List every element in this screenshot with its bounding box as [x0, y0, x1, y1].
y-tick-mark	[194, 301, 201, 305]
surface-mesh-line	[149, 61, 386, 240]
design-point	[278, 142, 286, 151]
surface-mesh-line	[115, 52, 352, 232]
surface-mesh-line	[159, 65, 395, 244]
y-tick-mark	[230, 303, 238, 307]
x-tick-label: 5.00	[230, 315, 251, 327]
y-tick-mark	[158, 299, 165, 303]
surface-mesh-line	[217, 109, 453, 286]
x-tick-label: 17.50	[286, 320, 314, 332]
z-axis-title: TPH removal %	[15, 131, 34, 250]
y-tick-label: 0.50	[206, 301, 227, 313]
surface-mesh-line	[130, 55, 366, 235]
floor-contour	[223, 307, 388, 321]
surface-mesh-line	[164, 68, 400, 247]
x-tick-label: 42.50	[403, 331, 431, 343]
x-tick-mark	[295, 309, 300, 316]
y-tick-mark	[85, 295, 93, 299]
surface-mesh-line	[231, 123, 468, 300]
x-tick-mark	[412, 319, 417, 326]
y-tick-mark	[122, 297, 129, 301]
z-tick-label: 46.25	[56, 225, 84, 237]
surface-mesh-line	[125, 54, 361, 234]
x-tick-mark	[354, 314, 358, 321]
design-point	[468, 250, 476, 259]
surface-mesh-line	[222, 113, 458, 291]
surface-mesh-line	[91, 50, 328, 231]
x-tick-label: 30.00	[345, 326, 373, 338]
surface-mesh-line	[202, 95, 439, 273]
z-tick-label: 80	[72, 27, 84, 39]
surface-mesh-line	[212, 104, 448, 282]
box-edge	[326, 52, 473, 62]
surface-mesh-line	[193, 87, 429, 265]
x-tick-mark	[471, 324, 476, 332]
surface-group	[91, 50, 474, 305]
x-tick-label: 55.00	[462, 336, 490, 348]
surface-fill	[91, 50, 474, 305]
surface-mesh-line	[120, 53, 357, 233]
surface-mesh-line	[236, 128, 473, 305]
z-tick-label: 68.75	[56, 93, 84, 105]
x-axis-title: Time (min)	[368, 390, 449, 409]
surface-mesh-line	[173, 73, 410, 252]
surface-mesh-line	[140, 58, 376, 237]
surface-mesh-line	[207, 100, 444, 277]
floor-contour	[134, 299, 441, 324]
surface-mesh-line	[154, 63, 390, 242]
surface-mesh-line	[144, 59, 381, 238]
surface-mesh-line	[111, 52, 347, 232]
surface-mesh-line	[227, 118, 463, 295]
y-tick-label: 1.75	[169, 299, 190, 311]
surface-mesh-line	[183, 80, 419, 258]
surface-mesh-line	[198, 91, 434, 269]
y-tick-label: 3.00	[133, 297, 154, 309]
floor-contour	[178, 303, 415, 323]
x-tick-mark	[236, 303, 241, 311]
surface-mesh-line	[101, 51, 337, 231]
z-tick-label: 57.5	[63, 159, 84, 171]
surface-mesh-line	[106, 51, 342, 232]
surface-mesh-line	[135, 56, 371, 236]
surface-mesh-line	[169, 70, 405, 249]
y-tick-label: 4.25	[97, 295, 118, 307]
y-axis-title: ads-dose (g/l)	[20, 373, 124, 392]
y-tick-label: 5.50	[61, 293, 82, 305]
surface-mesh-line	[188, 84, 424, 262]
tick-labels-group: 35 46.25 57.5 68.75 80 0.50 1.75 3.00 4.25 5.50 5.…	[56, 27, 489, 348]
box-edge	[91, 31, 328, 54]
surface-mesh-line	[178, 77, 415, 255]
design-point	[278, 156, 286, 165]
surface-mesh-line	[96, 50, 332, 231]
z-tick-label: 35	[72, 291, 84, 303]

^^^^

▶ [To do] Reproduce every row above word for word, one per line, in the same order.

▶ [Task answer]
List every element in this screenshot with its bounding box as [x0, y0, x1, y1].
y-tick-mark	[194, 301, 201, 305]
surface-mesh-line	[149, 61, 386, 240]
design-point	[278, 142, 286, 151]
surface-mesh-line	[115, 52, 352, 232]
surface-mesh-line	[159, 65, 395, 244]
y-tick-mark	[230, 303, 238, 307]
x-tick-label: 5.00	[230, 315, 251, 327]
y-tick-mark	[158, 299, 165, 303]
surface-mesh-line	[217, 109, 453, 286]
x-tick-label: 17.50	[286, 320, 314, 332]
z-axis-title: TPH removal %	[15, 131, 34, 250]
y-tick-label: 0.50	[206, 301, 227, 313]
surface-mesh-line	[130, 55, 366, 235]
floor-contour	[223, 307, 388, 321]
surface-mesh-line	[164, 68, 400, 247]
x-tick-label: 42.50	[403, 331, 431, 343]
x-tick-mark	[295, 309, 300, 316]
y-tick-mark	[85, 295, 93, 299]
surface-mesh-line	[231, 123, 468, 300]
x-tick-mark	[412, 319, 417, 326]
y-tick-mark	[122, 297, 129, 301]
z-tick-label: 46.25	[56, 225, 84, 237]
surface-mesh-line	[125, 54, 361, 234]
x-tick-mark	[354, 314, 358, 321]
design-point	[468, 250, 476, 259]
surface-mesh-line	[222, 113, 458, 291]
surface-mesh-line	[91, 50, 328, 231]
x-tick-label: 30.00	[345, 326, 373, 338]
surface-mesh-line	[202, 95, 439, 273]
z-tick-label: 80	[72, 27, 84, 39]
surface-mesh-line	[212, 104, 448, 282]
box-edge	[326, 52, 473, 62]
surface-mesh-line	[193, 87, 429, 265]
x-tick-mark	[471, 324, 476, 332]
surface-group	[91, 50, 474, 305]
x-tick-label: 55.00	[462, 336, 490, 348]
surface-fill	[91, 50, 474, 305]
surface-mesh-line	[120, 53, 357, 233]
surface-mesh-line	[236, 128, 473, 305]
z-tick-label: 68.75	[56, 93, 84, 105]
x-axis-title: Time (min)	[368, 390, 449, 409]
surface-mesh-line	[173, 73, 410, 252]
surface-mesh-line	[140, 58, 376, 237]
surface-mesh-line	[207, 100, 444, 277]
floor-contour	[134, 299, 441, 324]
surface-mesh-line	[154, 63, 390, 242]
surface-mesh-line	[144, 59, 381, 238]
surface-mesh-line	[111, 52, 347, 232]
surface-mesh-line	[227, 118, 463, 295]
y-tick-label: 1.75	[169, 299, 190, 311]
surface-mesh-line	[183, 80, 419, 258]
surface-mesh-line	[198, 91, 434, 269]
y-tick-label: 3.00	[133, 297, 154, 309]
floor-contour	[178, 303, 415, 323]
x-tick-mark	[236, 303, 241, 311]
surface-mesh-line	[101, 51, 337, 231]
z-tick-label: 57.5	[63, 159, 84, 171]
surface-mesh-line	[106, 51, 342, 232]
surface-mesh-line	[135, 56, 371, 236]
surface-mesh-line	[169, 70, 405, 249]
y-tick-label: 4.25	[97, 295, 118, 307]
y-axis-title: ads-dose (g/l)	[20, 373, 124, 392]
y-tick-label: 5.50	[61, 293, 82, 305]
surface-mesh-line	[188, 84, 424, 262]
tick-labels-group: 35 46.25 57.5 68.75 80 0.50 1.75 3.00 4.25 5.50 5.…	[56, 27, 489, 348]
box-edge	[91, 31, 328, 54]
surface-mesh-line	[178, 77, 415, 255]
design-point	[278, 156, 286, 165]
surface-mesh-line	[96, 50, 332, 231]
z-tick-label: 35	[72, 291, 84, 303]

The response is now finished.